» **THE PROBLEM**: Collect each line containing "then".

(Stored items)

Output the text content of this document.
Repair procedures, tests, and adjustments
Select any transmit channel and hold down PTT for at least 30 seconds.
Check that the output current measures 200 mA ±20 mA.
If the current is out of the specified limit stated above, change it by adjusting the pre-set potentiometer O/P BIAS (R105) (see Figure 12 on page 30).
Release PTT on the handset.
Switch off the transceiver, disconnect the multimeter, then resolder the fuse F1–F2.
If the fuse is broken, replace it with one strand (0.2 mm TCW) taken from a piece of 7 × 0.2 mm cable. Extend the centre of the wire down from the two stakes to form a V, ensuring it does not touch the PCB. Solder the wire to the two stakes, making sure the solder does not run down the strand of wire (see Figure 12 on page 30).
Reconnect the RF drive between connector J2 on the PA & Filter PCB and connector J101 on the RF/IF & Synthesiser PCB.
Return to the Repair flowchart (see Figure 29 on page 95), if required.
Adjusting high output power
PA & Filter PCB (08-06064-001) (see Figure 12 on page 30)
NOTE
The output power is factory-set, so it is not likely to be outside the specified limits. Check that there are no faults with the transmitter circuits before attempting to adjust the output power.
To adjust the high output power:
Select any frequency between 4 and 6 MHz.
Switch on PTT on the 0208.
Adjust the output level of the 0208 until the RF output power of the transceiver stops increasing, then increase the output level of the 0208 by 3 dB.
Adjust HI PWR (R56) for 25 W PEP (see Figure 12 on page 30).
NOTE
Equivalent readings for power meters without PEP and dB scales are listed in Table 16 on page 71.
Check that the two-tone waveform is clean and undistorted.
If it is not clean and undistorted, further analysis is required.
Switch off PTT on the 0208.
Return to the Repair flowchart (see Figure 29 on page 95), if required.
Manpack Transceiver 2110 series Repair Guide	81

» **FINAL ANSWER**:
Switch off the transceiver, disconnect the multimeter, then resolder the fuse F1–F2.
Adjust the output level of the 0208 until the RF output power of the transceiver stops increasing, then increase the output level of the 0208 by 3 dB.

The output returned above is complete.